### What the task requires
Read the records below. Copy each line where the string "службы" occurs.

-- START OF Data rows --

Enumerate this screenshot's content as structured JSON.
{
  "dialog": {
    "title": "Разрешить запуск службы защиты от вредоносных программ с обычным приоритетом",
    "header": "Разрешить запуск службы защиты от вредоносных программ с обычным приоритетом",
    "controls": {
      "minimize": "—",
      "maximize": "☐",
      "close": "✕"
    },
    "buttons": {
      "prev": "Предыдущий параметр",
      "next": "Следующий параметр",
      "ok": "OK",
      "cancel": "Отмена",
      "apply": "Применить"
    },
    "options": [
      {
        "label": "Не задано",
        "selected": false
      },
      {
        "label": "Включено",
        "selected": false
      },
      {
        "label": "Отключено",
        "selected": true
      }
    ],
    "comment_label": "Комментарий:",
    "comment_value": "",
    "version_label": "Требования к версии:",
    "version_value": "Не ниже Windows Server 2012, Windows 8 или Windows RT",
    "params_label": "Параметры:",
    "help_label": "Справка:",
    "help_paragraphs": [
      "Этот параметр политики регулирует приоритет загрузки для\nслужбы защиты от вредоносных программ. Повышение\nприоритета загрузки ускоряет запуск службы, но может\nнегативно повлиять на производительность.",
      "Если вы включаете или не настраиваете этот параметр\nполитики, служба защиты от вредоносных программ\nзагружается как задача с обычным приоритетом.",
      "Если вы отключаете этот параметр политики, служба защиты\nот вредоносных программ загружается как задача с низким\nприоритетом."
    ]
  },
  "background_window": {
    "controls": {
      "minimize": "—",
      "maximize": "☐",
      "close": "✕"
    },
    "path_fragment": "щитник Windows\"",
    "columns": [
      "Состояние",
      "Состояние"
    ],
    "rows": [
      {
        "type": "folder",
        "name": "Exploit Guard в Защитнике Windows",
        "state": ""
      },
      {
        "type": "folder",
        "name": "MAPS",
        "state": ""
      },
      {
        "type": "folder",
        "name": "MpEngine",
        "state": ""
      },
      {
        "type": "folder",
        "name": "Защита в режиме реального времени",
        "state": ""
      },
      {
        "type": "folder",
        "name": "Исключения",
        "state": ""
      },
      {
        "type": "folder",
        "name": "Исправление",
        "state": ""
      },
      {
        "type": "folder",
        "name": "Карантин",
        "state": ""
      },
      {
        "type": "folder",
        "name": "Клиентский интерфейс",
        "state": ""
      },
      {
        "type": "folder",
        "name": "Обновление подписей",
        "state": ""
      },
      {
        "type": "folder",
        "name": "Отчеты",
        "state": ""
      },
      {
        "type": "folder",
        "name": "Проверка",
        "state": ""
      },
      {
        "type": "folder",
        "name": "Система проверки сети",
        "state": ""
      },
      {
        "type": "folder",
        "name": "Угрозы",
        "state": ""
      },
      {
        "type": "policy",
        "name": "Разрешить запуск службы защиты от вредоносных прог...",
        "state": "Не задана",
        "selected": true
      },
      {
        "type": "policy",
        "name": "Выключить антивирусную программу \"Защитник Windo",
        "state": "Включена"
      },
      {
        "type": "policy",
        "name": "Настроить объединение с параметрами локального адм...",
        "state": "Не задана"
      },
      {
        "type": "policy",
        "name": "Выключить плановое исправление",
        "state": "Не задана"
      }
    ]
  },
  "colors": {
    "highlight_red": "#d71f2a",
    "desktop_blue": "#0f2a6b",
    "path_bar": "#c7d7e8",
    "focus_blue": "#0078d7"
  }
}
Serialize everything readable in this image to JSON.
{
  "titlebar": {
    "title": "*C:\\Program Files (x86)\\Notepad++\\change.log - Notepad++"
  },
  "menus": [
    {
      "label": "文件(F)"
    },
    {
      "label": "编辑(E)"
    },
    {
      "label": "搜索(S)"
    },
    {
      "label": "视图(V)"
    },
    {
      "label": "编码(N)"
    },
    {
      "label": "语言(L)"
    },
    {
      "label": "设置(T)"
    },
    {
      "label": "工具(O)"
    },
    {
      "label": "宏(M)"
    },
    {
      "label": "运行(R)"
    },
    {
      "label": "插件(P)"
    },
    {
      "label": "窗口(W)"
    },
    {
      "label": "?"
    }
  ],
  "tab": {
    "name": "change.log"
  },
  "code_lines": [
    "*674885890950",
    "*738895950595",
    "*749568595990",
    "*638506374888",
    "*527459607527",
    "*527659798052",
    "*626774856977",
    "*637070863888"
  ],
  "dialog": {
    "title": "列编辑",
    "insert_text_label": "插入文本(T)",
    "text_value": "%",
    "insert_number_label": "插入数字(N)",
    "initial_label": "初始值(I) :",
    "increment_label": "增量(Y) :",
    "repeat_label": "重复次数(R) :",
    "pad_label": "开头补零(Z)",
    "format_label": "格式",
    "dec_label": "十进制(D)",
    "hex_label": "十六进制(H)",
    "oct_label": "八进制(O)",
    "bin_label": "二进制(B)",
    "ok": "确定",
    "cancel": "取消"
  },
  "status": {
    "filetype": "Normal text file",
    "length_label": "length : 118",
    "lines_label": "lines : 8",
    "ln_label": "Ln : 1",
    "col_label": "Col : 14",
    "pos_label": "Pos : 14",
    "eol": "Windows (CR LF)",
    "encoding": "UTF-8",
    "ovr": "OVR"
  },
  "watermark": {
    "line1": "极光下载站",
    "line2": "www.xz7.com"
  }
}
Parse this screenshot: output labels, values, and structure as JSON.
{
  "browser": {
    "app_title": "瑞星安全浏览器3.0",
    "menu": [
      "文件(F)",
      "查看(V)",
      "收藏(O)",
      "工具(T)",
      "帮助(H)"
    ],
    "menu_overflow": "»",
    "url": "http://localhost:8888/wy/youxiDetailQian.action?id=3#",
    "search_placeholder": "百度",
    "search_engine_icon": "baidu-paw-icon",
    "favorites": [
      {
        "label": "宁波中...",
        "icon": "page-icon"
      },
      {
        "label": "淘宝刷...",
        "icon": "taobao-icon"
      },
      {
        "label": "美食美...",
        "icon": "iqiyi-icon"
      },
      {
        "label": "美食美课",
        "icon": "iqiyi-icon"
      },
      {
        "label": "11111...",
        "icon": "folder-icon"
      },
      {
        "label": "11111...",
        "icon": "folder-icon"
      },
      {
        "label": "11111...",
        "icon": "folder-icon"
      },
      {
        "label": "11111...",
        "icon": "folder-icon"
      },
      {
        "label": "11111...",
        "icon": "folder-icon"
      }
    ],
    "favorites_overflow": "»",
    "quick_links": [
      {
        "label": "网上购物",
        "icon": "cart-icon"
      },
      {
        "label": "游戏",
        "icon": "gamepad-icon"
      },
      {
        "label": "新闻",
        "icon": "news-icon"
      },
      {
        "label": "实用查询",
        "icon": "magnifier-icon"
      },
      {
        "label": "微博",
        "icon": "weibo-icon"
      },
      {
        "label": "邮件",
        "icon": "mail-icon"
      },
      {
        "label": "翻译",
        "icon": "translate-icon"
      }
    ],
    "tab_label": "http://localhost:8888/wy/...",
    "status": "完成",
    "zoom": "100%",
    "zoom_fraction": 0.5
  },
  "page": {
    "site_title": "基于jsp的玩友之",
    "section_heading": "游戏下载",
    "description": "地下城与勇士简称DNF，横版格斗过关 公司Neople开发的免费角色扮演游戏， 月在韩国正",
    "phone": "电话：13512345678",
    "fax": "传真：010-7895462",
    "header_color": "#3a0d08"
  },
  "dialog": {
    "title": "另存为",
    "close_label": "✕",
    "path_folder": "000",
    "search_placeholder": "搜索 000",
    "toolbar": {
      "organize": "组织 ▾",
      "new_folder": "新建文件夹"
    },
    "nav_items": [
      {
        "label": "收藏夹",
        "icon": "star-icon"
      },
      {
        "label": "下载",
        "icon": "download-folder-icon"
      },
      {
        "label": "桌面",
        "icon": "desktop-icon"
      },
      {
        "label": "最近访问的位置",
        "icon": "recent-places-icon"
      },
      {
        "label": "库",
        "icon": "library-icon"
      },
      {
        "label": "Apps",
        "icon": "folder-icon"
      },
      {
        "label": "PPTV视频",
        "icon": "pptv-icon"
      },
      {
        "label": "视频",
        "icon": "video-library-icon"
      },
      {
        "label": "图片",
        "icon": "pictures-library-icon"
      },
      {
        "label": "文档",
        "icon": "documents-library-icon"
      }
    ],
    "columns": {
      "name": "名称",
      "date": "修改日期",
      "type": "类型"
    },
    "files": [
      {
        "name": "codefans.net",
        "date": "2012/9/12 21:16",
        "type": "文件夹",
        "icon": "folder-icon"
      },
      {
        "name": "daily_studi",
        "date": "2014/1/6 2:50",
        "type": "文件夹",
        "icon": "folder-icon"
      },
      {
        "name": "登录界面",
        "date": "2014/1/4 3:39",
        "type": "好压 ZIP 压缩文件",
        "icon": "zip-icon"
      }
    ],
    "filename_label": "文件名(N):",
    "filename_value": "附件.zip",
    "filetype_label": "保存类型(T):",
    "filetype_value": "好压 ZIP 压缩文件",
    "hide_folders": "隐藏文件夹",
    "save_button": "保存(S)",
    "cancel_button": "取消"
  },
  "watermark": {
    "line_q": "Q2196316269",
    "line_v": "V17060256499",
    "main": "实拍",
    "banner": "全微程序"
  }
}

-- END OF Data rows --

### Expected answer
    "title": "Разрешить запуск службы защиты от вредоносных программ с обычным приоритетом",
    "header": "Разрешить запуск службы защиты от вредоносных программ с обычным приоритетом",
      "Этот параметр политики регулирует приоритет загрузки для\nслужбы защиты от вредоносных программ. Повышение\nприоритета загрузки ускоряет запуск службы, но может\nнегативно повлиять на производительность.",
        "name": "Разрешить запуск службы защиты от вредоносных прог...",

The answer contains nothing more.